— Set problem —
Arrange every line of the records below as a Markdown table with two columns, Row and Line, numbering the rows and skipping blank lines. Leave the pictures out.

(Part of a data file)
⟨

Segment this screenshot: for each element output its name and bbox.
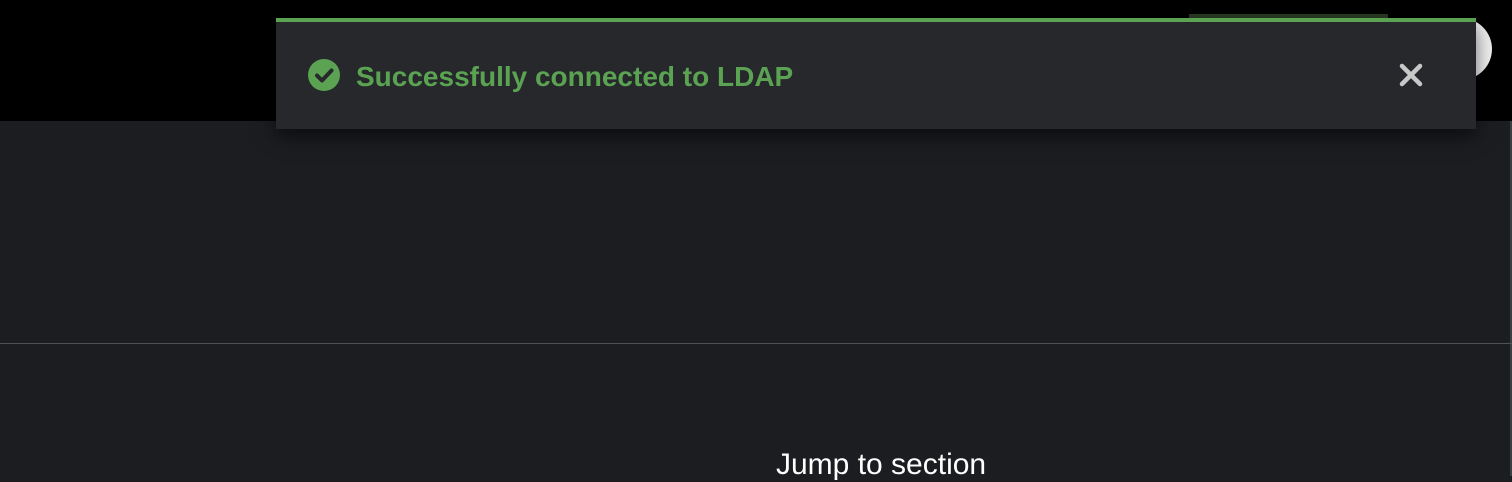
jump-to-section-label: Jump to section (776, 448, 987, 481)
page-body (0, 121, 1512, 476)
close-notification-button[interactable] (1394, 60, 1428, 94)
section-divider (0, 343, 1512, 344)
close-icon (1399, 63, 1423, 92)
success-notification: Successfully connected to LDAP (276, 18, 1476, 129)
check-circle-icon (308, 59, 340, 91)
notification-title: Successfully connected to LDAP (356, 61, 794, 92)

⟩

— Response to the exercise —
| Row | Line |
|---|---|
| 1 | Segment this screenshot: for each element output its name and bbox. |
| 2 | jump-to-section-label: Jump to section (776, 448, 987, 481) |
| 3 | page-body (0, 121, 1512, 476) |
| 4 | close-notification-button[interactable] (1394, 60, 1428, 94) |
| 5 | section-divider (0, 343, 1512, 344) |
| 6 | close-icon (1399, 63, 1423, 92) |
| 7 | success-notification: Successfully connected to LDAP (276, 18, 1476, 129) |
| 8 | check-circle-icon (308, 59, 340, 91) |
| 9 | notification-title: Successfully connected to LDAP (356, 61, 794, 92) |